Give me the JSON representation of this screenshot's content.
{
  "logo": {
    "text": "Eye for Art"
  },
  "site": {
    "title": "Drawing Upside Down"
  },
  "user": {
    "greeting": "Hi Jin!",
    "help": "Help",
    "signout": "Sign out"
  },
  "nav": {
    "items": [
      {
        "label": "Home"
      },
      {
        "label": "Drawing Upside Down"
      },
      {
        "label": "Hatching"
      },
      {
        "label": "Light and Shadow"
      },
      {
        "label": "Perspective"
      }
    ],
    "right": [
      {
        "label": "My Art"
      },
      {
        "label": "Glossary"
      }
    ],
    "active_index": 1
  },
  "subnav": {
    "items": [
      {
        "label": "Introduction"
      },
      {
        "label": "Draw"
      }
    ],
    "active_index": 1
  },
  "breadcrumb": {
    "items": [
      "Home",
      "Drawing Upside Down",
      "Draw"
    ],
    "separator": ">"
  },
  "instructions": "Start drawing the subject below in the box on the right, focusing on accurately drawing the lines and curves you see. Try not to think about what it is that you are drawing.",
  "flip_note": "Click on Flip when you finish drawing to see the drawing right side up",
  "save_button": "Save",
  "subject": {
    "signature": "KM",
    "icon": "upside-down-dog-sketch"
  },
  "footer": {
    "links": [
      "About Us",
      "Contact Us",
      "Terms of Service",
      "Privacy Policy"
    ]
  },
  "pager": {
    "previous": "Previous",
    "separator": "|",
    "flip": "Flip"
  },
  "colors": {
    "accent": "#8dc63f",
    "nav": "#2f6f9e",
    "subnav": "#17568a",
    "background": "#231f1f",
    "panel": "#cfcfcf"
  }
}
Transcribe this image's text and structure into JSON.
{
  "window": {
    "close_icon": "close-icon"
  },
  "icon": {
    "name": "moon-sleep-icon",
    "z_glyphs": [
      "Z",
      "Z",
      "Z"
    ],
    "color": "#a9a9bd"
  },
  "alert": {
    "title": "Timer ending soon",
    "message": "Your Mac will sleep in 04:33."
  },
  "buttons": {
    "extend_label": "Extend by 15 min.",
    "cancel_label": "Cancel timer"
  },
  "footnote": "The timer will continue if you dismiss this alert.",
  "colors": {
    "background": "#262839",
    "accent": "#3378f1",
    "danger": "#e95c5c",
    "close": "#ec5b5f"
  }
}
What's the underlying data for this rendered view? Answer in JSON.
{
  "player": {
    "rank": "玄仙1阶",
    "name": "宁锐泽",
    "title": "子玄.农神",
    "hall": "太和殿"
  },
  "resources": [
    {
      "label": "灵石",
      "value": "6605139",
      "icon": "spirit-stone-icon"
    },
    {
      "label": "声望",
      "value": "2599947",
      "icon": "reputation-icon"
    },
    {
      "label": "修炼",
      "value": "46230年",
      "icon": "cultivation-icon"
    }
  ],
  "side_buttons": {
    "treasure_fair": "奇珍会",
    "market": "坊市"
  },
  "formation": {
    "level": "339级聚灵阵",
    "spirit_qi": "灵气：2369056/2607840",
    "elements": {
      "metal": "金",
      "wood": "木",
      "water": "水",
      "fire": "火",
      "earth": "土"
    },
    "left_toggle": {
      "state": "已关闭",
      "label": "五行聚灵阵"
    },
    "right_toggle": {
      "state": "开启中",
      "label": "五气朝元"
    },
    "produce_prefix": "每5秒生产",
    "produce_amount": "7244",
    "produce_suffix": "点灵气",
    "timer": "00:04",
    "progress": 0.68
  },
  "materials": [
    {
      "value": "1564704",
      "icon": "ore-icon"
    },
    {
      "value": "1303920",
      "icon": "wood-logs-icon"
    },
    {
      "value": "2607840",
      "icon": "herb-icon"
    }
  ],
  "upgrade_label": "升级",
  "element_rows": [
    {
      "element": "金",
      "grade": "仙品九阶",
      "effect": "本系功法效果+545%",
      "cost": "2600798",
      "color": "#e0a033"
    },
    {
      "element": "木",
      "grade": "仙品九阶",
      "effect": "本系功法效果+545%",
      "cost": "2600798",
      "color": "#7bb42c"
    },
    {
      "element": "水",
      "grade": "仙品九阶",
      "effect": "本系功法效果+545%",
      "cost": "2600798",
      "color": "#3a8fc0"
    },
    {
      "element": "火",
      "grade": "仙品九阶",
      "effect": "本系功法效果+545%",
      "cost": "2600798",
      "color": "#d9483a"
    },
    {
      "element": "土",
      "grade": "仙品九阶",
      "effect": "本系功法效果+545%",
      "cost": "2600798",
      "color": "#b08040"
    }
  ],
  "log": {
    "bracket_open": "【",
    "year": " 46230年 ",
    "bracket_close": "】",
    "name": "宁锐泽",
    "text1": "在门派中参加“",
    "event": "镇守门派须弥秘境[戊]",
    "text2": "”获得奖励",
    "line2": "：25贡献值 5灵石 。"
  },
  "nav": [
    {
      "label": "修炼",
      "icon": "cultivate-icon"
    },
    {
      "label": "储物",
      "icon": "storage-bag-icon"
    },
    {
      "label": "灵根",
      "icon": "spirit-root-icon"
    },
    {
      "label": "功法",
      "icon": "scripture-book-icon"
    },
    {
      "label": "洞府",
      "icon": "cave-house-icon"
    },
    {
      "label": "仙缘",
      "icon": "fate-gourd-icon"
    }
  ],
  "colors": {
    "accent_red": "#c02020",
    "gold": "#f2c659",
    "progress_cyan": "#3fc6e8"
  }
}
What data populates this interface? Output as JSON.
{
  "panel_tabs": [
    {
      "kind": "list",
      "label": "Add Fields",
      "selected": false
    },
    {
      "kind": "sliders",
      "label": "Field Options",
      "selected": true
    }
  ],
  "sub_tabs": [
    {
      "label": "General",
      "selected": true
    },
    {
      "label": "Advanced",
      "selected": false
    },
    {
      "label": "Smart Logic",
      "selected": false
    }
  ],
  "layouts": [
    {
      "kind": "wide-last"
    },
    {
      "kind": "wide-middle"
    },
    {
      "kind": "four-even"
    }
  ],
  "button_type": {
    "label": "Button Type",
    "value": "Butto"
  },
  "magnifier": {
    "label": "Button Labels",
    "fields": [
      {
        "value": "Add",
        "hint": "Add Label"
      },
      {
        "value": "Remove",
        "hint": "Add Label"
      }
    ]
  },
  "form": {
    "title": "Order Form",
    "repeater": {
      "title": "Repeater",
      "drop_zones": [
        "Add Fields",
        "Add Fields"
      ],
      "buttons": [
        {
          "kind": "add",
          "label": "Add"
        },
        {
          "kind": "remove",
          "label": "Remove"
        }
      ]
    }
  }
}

__OBJECTIVE__. Extract each entry in full, exactly as given.

__ANSWER TO THE EXERCISE__.
Give me the JSON representation of this screenshot's content.
{
  "logo": {
    "text": "Eye for Art"
  },
  "site": {
    "title": "Drawing Upside Down"
  },
  "user": {
    "greeting": "Hi Jin!",
    "help": "Help",
    "signout": "Sign out"
  },
  "nav": {
    "items": [
      {
        "label": "Home"
      },
      {
        "label": "Drawing Upside Down"
      },
      {
        "label": "Hatching"
      },
      {
        "label": "Light and Shadow"
      },
      {
        "label": "Perspective"
      }
    ],
    "right": [
      {
        "label": "My Art"
      },
      {
        "label": "Glossary"
      }
    ],
    "active_index": 1
  },
  "subnav": {
    "items": [
      {
        "label": "Introduction"
      },
      {
        "label": "Draw"
      }
    ],
    "active_index": 1
  },
  "breadcrumb": {
    "items": [
      "Home",
      "Drawing Upside Down",
      "Draw"
    ],
    "separator": ">"
  },
  "instructions": "Start drawing the subject below in the box on the right, focusing on accurately drawing the lines and curves you see. Try not to think about what it is that you are drawing.",
  "flip_note": "Click on Flip when you finish drawing to see the drawing right side up",
  "save_button": "Save",
  "subject": {
    "signature": "KM",
    "icon": "upside-down-dog-sketch"
  },
  "footer": {
    "links": [
      "About Us",
      "Contact Us",
      "Terms of Service",
      "Privacy Policy"
    ]
  },
  "pager": {
    "previous": "Previous",
    "separator": "|",
    "flip": "Flip"
  },
  "colors": {
    "accent": "#8dc63f",
    "nav": "#2f6f9e",
    "subnav": "#17568a",
    "background": "#231f1f",
    "panel": "#cfcfcf"
  }
}
Transcribe this image's text and structure into JSON.
{
  "window": {
    "close_icon": "close-icon"
  },
  "icon": {
    "name": "moon-sleep-icon",
    "z_glyphs": [
      "Z",
      "Z",
      "Z"
    ],
    "color": "#a9a9bd"
  },
  "alert": {
    "title": "Timer ending soon",
    "message": "Your Mac will sleep in 04:33."
  },
  "buttons": {
    "extend_label": "Extend by 15 min.",
    "cancel_label": "Cancel timer"
  },
  "footnote": "The timer will continue if you dismiss this alert.",
  "colors": {
    "background": "#262839",
    "accent": "#3378f1",
    "danger": "#e95c5c",
    "close": "#ec5b5f"
  }
}
What's the underlying data for this rendered view? Answer in JSON.
{
  "player": {
    "rank": "玄仙1阶",
    "name": "宁锐泽",
    "title": "子玄.农神",
    "hall": "太和殿"
  },
  "resources": [
    {
      "label": "灵石",
      "value": "6605139",
      "icon": "spirit-stone-icon"
    },
    {
      "label": "声望",
      "value": "2599947",
      "icon": "reputation-icon"
    },
    {
      "label": "修炼",
      "value": "46230年",
      "icon": "cultivation-icon"
    }
  ],
  "side_buttons": {
    "treasure_fair": "奇珍会",
    "market": "坊市"
  },
  "formation": {
    "level": "339级聚灵阵",
    "spirit_qi": "灵气：2369056/2607840",
    "elements": {
      "metal": "金",
      "wood": "木",
      "water": "水",
      "fire": "火",
      "earth": "土"
    },
    "left_toggle": {
      "state": "已关闭",
      "label": "五行聚灵阵"
    },
    "right_toggle": {
      "state": "开启中",
      "label": "五气朝元"
    },
    "produce_prefix": "每5秒生产",
    "produce_amount": "7244",
    "produce_suffix": "点灵气",
    "timer": "00:04",
    "progress": 0.68
  },
  "materials": [
    {
      "value": "1564704",
      "icon": "ore-icon"
    },
    {
      "value": "1303920",
      "icon": "wood-logs-icon"
    },
    {
      "value": "2607840",
      "icon": "herb-icon"
    }
  ],
  "upgrade_label": "升级",
  "element_rows": [
    {
      "element": "金",
      "grade": "仙品九阶",
      "effect": "本系功法效果+545%",
      "cost": "2600798",
      "color": "#e0a033"
    },
    {
      "element": "木",
      "grade": "仙品九阶",
      "effect": "本系功法效果+545%",
      "cost": "2600798",
      "color": "#7bb42c"
    },
    {
      "element": "水",
      "grade": "仙品九阶",
      "effect": "本系功法效果+545%",
      "cost": "2600798",
      "color": "#3a8fc0"
    },
    {
      "element": "火",
      "grade": "仙品九阶",
      "effect": "本系功法效果+545%",
      "cost": "2600798",
      "color": "#d9483a"
    },
    {
      "element": "土",
      "grade": "仙品九阶",
      "effect": "本系功法效果+545%",
      "cost": "2600798",
      "color": "#b08040"
    }
  ],
  "log": {
    "bracket_open": "【",
    "year": " 46230年 ",
    "bracket_close": "】",
    "name": "宁锐泽",
    "text1": "在门派中参加“",
    "event": "镇守门派须弥秘境[戊]",
    "text2": "”获得奖励",
    "line2": "：25贡献值 5灵石 。"
  },
  "nav": [
    {
      "label": "修炼",
      "icon": "cultivate-icon"
    },
    {
      "label": "储物",
      "icon": "storage-bag-icon"
    },
    {
      "label": "灵根",
      "icon": "spirit-root-icon"
    },
    {
      "label": "功法",
      "icon": "scripture-book-icon"
    },
    {
      "label": "洞府",
      "icon": "cave-house-icon"
    },
    {
      "label": "仙缘",
      "icon": "fate-gourd-icon"
    }
  ],
  "colors": {
    "accent_red": "#c02020",
    "gold": "#f2c659",
    "progress_cyan": "#3fc6e8"
  }
}
What data populates this interface? Output as JSON.
{
  "panel_tabs": [
    {
      "kind": "list",
      "label": "Add Fields",
      "selected": false
    },
    {
      "kind": "sliders",
      "label": "Field Options",
      "selected": true
    }
  ],
  "sub_tabs": [
    {
      "label": "General",
      "selected": true
    },
    {
      "label": "Advanced",
      "selected": false
    },
    {
      "label": "Smart Logic",
      "selected": false
    }
  ],
  "layouts": [
    {
      "kind": "wide-last"
    },
    {
      "kind": "wide-middle"
    },
    {
      "kind": "four-even"
    }
  ],
  "button_type": {
    "label": "Button Type",
    "value": "Butto"
  },
  "magnifier": {
    "label": "Button Labels",
    "fields": [
      {
        "value": "Add",
        "hint": "Add Label"
      },
      {
        "value": "Remove",
        "hint": "Add Label"
      }
    ]
  },
  "form": {
    "title": "Order Form",
    "repeater": {
      "title": "Repeater",
      "drop_zones": [
        "Add Fields",
        "Add Fields"
      ],
      "buttons": [
        {
          "kind": "add",
          "label": "Add"
        },
        {
          "kind": "remove",
          "label": "Remove"
        }
      ]
    }
  }
}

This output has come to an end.